■ Problem statement:
List all lines in the material below that contain "open".
------------------------------------
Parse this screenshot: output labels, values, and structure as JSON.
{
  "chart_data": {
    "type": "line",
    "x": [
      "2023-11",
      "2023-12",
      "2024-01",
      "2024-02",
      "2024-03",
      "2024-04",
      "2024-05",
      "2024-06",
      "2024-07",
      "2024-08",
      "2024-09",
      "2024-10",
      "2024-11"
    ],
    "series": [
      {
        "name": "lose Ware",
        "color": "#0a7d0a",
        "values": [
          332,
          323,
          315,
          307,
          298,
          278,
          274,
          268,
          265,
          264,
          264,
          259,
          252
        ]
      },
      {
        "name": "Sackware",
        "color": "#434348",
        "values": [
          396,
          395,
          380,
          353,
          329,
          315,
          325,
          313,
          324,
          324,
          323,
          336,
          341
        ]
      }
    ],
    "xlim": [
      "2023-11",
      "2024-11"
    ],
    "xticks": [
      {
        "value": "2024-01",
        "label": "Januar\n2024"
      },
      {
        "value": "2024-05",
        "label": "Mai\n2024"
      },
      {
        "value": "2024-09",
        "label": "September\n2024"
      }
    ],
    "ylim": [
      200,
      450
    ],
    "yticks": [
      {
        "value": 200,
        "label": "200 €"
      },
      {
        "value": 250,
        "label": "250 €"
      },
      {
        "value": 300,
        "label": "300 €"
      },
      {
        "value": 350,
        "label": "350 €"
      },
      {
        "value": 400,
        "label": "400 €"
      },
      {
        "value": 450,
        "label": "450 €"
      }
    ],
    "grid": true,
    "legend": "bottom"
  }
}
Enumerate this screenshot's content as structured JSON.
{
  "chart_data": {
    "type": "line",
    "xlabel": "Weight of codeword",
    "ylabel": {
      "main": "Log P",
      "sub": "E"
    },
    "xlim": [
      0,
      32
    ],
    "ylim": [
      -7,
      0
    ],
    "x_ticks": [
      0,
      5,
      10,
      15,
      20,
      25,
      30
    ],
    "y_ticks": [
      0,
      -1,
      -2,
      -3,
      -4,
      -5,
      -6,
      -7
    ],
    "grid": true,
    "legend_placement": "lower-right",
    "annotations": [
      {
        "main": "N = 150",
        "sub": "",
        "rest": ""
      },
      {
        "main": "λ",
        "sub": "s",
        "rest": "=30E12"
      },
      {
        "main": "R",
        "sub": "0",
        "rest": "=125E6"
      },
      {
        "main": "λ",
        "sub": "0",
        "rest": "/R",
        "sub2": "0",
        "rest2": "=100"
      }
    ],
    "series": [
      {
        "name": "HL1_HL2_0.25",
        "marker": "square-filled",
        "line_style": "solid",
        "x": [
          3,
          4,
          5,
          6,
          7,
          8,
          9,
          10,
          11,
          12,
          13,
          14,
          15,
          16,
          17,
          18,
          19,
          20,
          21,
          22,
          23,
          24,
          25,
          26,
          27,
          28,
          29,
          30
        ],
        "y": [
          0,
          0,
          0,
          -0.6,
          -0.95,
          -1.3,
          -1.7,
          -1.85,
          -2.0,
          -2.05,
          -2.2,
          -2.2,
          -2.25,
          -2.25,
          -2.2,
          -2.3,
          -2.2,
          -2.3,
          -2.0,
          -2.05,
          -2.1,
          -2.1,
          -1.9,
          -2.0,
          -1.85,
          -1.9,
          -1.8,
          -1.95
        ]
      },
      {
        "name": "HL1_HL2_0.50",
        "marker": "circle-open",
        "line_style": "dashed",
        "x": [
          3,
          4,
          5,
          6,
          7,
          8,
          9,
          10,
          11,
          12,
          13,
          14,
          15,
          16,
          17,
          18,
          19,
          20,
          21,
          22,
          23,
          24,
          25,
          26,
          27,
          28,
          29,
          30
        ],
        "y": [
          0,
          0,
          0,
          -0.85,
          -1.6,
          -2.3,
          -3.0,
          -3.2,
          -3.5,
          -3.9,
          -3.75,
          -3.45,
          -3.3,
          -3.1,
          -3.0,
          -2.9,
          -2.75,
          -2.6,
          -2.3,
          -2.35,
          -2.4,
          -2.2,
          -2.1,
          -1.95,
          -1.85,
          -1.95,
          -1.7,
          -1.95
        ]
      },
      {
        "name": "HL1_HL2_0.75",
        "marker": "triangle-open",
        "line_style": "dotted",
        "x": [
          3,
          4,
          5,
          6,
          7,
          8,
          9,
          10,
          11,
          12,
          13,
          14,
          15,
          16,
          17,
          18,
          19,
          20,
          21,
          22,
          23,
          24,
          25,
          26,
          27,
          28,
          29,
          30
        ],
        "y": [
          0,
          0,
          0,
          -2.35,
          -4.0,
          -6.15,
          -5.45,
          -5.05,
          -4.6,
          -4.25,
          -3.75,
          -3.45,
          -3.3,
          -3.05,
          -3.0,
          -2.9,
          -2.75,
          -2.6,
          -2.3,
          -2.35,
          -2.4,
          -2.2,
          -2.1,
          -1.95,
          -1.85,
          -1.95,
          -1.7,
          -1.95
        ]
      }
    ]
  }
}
------------------------------------
■ Exercise solution:
        "marker": "circle-open",
        "marker": "triangle-open",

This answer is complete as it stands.